* [Task prompt] Pull out every line below that contains the word "into".

* [Dataset content]
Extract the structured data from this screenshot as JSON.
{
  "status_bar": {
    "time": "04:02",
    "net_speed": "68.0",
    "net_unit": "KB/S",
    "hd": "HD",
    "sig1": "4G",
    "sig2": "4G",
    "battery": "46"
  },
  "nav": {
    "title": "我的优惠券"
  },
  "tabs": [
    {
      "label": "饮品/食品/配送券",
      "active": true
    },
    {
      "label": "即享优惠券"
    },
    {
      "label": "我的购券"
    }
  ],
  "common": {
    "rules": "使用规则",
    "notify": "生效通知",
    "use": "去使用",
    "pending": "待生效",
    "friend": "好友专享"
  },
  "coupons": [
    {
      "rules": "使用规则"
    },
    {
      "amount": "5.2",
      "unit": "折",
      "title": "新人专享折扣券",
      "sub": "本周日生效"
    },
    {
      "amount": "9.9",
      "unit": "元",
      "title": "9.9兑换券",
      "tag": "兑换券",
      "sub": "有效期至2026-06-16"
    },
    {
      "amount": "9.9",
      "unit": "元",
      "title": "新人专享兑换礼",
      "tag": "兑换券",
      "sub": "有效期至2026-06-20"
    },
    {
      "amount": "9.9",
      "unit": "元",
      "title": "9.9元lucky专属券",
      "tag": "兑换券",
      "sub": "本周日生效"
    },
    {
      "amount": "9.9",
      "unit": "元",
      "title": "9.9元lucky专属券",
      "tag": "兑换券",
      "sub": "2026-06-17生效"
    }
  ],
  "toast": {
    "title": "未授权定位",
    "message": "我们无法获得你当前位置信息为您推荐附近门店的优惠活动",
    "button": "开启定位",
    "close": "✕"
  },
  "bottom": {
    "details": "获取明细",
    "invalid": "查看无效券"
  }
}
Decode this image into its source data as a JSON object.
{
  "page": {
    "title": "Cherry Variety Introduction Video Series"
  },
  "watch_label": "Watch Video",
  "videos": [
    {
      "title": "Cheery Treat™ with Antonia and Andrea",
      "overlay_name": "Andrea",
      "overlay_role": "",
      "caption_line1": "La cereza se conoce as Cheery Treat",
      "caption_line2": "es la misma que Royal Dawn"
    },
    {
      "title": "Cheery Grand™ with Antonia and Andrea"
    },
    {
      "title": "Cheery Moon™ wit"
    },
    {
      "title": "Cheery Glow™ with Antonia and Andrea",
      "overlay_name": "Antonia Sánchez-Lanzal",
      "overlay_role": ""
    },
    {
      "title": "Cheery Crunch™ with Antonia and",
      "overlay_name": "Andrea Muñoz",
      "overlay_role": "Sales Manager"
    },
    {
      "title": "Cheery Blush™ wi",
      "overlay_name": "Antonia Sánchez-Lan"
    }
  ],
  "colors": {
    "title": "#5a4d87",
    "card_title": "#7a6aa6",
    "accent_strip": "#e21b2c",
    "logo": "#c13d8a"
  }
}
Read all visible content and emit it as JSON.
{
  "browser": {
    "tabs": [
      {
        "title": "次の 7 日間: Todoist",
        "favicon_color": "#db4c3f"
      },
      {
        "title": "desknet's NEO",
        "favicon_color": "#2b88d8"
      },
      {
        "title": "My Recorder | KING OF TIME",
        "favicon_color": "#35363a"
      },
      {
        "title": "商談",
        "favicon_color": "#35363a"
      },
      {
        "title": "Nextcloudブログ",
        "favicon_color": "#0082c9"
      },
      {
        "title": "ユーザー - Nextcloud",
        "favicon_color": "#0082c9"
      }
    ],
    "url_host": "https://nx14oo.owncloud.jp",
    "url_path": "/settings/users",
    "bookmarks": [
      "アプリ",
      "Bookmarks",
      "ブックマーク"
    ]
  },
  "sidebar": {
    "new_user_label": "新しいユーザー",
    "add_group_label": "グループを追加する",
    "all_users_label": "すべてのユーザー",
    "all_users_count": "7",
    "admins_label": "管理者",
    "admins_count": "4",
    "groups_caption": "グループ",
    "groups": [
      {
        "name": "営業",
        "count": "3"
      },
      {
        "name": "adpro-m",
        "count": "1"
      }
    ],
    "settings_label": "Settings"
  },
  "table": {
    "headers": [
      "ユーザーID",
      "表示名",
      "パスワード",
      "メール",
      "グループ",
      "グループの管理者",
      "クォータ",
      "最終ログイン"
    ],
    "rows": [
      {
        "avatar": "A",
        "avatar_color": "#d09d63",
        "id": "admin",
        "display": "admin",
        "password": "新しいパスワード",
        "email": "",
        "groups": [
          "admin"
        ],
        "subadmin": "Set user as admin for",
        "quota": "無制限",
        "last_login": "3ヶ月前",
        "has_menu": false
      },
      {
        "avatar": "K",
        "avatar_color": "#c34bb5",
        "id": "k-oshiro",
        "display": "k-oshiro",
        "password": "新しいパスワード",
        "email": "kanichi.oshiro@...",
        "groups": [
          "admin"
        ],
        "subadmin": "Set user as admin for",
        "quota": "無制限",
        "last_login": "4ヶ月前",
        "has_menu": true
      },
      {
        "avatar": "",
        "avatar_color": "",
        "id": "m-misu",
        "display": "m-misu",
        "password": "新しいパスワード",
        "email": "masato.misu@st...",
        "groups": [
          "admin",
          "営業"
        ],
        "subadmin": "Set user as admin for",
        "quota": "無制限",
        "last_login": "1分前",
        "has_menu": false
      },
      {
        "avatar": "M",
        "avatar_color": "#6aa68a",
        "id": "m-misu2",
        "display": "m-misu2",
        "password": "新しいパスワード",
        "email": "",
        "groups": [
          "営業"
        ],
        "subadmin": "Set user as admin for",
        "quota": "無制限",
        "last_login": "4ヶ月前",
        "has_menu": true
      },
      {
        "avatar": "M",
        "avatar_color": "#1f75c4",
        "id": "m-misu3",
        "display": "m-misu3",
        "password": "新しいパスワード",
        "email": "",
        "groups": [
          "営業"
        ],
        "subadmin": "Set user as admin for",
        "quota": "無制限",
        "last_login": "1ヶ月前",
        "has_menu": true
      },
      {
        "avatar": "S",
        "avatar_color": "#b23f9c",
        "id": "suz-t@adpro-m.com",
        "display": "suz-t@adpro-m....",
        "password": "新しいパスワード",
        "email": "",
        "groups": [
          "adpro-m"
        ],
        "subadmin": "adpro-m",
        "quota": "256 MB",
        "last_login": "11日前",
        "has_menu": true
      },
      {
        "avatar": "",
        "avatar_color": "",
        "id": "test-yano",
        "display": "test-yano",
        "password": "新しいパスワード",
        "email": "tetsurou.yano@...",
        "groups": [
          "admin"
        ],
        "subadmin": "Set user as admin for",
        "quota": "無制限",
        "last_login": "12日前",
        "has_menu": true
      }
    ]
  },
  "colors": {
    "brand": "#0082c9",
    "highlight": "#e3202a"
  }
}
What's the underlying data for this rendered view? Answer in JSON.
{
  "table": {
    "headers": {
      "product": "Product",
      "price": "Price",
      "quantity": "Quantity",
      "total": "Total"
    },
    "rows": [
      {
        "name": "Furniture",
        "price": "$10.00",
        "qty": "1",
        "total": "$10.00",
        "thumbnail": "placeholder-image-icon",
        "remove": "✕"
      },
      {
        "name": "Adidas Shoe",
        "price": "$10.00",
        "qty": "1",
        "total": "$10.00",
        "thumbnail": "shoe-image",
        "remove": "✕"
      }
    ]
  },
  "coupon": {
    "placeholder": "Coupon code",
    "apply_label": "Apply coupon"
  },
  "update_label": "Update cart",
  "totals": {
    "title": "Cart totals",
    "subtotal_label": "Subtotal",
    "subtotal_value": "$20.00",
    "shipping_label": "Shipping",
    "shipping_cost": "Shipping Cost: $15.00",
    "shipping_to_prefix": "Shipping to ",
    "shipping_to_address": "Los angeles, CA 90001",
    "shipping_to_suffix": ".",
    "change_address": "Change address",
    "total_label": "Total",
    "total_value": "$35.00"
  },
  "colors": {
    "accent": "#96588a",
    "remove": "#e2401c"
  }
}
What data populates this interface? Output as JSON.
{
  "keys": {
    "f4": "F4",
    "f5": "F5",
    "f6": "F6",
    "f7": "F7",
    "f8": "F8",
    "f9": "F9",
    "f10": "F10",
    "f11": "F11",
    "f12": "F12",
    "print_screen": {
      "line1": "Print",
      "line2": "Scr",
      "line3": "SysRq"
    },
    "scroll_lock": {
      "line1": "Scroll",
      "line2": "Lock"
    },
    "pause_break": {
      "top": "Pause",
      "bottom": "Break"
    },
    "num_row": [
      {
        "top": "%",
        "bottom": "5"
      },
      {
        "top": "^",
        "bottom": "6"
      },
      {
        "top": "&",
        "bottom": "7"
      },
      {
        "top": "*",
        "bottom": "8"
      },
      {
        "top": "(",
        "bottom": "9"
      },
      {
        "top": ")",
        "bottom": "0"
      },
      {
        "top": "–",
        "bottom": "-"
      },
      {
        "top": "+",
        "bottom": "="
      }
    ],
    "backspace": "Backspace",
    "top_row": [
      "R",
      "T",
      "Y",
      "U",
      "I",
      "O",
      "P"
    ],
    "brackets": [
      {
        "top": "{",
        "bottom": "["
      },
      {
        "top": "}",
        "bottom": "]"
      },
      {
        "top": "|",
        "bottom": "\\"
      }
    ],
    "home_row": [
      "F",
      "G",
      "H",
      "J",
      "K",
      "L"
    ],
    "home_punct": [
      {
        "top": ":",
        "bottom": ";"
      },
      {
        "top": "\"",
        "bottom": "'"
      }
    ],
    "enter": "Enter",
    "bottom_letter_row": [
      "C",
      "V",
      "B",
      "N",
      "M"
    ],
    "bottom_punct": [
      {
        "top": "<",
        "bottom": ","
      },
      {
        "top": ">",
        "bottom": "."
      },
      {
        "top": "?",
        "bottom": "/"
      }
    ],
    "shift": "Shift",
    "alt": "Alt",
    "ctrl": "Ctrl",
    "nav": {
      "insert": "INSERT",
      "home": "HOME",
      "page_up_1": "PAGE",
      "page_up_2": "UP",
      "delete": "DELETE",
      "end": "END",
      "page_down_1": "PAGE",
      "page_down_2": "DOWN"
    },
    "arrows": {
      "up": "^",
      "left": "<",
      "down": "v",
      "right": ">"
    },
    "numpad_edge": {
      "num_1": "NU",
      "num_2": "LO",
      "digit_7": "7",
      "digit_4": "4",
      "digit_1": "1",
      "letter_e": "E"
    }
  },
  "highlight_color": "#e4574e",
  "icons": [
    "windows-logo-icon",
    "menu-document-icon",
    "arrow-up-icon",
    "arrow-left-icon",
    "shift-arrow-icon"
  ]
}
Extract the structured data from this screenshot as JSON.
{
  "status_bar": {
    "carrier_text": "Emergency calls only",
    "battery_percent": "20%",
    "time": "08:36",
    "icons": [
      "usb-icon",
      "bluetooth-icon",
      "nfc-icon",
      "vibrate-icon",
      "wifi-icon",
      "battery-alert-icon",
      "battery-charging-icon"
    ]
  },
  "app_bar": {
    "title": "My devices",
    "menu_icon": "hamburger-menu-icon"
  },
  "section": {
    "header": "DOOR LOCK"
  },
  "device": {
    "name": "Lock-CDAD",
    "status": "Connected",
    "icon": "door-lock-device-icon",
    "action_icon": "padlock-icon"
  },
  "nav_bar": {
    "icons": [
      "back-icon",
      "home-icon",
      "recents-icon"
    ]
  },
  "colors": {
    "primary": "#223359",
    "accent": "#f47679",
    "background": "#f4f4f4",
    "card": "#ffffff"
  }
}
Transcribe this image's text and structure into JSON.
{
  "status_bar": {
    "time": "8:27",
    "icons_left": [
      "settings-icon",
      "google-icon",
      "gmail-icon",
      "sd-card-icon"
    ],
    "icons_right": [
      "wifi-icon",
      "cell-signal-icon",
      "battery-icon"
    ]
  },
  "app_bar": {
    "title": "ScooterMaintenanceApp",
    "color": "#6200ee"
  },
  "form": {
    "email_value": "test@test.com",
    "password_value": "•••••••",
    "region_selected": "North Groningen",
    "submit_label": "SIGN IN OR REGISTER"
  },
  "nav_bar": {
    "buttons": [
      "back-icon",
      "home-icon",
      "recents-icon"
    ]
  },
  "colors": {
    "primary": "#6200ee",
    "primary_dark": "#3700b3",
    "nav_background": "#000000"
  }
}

* [Solution for this problem]
Decode this image into its source data as a JSON object.
Transcribe this image's text and structure into JSON.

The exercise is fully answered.